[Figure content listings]
* BEGIN *

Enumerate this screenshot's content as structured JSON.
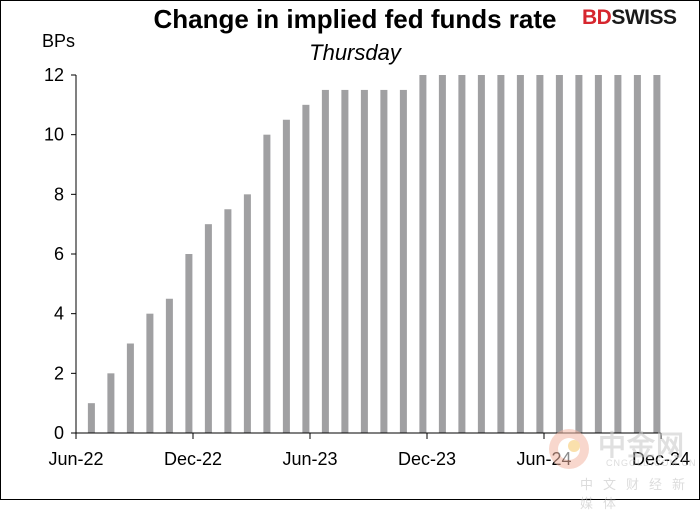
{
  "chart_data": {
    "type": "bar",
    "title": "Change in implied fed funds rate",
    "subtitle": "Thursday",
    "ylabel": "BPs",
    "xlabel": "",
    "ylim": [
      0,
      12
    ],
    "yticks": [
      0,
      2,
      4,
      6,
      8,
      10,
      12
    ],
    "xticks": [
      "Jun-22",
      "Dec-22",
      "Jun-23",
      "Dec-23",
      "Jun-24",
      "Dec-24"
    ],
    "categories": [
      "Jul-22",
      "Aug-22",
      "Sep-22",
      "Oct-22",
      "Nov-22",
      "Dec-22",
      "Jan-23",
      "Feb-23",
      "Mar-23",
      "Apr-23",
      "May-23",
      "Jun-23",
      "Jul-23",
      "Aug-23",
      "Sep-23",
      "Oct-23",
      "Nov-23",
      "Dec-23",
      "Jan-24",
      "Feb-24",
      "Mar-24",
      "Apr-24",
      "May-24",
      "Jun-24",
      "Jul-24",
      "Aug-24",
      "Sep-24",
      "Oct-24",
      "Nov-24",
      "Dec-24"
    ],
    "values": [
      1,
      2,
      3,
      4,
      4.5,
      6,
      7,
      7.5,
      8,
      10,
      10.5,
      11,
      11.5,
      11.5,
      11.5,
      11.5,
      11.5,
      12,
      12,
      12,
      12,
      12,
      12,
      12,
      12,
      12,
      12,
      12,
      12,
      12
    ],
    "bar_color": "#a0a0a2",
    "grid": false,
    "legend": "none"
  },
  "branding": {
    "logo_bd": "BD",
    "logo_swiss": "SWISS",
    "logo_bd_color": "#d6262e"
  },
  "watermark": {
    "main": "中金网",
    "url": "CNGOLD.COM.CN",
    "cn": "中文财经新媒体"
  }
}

* END *

Output every entry exactly as given; pictures are not part of the copy.

## SOLUTION TO THE PROBLEM
Enumerate this screenshot's content as structured JSON.
{
  "chart_data": {
    "type": "bar",
    "title": "Change in implied fed funds rate",
    "subtitle": "Thursday",
    "ylabel": "BPs",
    "xlabel": "",
    "ylim": [
      0,
      12
    ],
    "yticks": [
      0,
      2,
      4,
      6,
      8,
      10,
      12
    ],
    "xticks": [
      "Jun-22",
      "Dec-22",
      "Jun-23",
      "Dec-23",
      "Jun-24",
      "Dec-24"
    ],
    "categories": [
      "Jul-22",
      "Aug-22",
      "Sep-22",
      "Oct-22",
      "Nov-22",
      "Dec-22",
      "Jan-23",
      "Feb-23",
      "Mar-23",
      "Apr-23",
      "May-23",
      "Jun-23",
      "Jul-23",
      "Aug-23",
      "Sep-23",
      "Oct-23",
      "Nov-23",
      "Dec-23",
      "Jan-24",
      "Feb-24",
      "Mar-24",
      "Apr-24",
      "May-24",
      "Jun-24",
      "Jul-24",
      "Aug-24",
      "Sep-24",
      "Oct-24",
      "Nov-24",
      "Dec-24"
    ],
    "values": [
      1,
      2,
      3,
      4,
      4.5,
      6,
      7,
      7.5,
      8,
      10,
      10.5,
      11,
      11.5,
      11.5,
      11.5,
      11.5,
      11.5,
      12,
      12,
      12,
      12,
      12,
      12,
      12,
      12,
      12,
      12,
      12,
      12,
      12
    ],
    "bar_color": "#a0a0a2",
    "grid": false,
    "legend": "none"
  },
  "branding": {
    "logo_bd": "BD",
    "logo_swiss": "SWISS",
    "logo_bd_color": "#d6262e"
  },
  "watermark": {
    "main": "中金网",
    "url": "CNGOLD.COM.CN",
    "cn": "中文财经新媒体"
  }
}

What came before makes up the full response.